> [WHAT YOU HAVE TO DO]:
Each line that holds the word "developers" counts once; give the total number of such lines and nothing else.

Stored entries
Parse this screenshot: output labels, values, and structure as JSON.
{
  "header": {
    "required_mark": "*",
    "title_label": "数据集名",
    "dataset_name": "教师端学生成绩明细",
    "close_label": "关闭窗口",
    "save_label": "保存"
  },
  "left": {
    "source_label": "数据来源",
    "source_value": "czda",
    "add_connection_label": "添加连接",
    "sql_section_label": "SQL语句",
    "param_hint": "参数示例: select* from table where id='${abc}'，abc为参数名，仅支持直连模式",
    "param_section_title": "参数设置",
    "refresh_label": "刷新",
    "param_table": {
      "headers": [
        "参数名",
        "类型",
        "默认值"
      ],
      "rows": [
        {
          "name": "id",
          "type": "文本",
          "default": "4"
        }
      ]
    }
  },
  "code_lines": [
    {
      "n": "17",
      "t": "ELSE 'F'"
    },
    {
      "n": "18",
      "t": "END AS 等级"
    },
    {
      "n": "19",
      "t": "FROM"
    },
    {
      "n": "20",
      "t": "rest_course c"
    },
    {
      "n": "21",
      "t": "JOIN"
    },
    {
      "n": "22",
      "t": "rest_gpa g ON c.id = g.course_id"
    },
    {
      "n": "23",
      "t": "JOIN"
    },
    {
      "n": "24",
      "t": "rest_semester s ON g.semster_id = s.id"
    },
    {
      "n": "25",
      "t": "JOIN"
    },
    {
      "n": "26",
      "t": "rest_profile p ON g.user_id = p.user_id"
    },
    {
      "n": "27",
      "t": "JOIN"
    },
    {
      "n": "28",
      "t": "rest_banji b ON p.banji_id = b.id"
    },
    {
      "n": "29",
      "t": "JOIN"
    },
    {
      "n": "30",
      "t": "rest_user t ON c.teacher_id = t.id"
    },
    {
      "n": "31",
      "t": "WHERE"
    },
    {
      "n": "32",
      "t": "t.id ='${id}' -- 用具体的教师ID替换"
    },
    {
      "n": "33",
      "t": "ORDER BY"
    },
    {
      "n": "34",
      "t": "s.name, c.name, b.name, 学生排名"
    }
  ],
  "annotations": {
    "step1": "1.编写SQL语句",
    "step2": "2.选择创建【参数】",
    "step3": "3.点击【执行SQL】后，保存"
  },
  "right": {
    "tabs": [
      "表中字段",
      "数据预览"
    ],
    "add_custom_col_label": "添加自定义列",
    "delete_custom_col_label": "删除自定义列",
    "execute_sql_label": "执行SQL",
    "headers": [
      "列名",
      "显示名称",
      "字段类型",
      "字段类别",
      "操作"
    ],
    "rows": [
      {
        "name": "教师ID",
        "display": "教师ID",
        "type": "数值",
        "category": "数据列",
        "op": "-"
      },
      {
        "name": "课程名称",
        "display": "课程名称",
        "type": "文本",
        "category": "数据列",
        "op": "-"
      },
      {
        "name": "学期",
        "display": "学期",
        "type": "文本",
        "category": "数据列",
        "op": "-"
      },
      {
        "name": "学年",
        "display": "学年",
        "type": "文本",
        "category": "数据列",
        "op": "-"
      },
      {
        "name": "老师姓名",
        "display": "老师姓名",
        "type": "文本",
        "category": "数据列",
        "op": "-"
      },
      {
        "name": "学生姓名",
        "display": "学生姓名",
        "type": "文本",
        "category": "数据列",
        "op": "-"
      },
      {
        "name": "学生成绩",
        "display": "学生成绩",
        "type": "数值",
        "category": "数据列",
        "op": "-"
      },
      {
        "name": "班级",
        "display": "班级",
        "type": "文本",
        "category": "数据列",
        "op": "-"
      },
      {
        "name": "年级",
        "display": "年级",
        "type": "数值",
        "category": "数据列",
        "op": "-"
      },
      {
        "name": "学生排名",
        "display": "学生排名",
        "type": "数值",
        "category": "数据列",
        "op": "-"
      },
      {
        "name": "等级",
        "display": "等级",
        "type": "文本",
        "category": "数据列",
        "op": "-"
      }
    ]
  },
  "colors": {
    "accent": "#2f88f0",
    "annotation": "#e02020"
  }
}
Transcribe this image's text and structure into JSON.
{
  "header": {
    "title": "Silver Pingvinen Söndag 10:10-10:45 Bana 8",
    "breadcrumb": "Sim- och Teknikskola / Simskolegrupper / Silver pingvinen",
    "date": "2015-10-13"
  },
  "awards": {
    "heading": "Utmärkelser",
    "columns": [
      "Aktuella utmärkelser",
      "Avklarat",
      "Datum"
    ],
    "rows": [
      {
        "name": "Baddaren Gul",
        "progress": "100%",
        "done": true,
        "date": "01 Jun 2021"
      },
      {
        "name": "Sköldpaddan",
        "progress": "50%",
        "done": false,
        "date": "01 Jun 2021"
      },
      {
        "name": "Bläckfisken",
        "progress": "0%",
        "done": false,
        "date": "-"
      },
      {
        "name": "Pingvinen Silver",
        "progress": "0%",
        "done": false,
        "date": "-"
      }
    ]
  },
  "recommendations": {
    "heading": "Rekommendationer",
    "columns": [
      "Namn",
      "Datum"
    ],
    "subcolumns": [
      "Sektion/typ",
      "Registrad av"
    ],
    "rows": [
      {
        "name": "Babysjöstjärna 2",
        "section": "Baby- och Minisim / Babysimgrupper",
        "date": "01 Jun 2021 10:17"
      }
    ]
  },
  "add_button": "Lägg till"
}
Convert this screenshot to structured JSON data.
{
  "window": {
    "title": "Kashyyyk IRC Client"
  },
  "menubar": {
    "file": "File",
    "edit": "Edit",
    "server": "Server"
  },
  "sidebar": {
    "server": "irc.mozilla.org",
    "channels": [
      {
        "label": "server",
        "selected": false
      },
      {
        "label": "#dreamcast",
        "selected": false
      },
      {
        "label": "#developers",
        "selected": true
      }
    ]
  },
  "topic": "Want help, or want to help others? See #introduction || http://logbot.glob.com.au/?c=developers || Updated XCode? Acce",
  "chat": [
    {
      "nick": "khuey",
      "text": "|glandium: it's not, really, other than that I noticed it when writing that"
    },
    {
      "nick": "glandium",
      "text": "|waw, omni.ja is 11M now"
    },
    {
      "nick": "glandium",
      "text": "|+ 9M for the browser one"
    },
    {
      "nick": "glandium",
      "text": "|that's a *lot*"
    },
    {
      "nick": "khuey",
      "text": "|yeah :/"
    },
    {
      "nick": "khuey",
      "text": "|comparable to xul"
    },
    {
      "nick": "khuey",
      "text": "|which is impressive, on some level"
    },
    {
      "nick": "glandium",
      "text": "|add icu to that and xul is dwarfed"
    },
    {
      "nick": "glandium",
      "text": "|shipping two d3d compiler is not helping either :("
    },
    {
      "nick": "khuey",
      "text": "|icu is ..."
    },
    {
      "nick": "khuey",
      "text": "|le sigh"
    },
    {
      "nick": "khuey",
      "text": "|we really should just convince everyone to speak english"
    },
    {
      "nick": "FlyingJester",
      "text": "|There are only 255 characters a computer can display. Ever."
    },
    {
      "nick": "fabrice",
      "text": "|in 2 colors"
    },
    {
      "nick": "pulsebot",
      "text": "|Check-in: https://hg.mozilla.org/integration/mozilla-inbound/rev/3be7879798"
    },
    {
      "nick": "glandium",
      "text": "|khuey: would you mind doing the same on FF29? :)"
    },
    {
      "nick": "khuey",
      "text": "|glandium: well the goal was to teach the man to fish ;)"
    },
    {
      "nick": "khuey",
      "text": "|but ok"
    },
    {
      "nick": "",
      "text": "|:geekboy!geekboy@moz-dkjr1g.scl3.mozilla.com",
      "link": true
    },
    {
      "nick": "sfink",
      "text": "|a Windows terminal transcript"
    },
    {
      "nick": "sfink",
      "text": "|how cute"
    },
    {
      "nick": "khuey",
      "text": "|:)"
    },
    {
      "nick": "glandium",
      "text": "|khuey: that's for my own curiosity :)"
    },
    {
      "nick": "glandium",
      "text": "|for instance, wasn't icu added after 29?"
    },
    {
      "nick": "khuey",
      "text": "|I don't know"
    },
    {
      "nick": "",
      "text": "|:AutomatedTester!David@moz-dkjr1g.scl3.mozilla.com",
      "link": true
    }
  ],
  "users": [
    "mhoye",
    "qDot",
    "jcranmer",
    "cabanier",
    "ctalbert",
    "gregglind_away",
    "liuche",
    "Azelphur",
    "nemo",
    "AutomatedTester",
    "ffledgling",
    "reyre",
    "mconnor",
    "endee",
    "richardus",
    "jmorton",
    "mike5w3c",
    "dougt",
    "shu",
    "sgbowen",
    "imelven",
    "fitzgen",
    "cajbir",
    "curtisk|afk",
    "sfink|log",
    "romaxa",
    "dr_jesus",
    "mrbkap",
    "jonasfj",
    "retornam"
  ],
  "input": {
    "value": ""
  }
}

> [ANSWER TO THE EXERCISE]:
2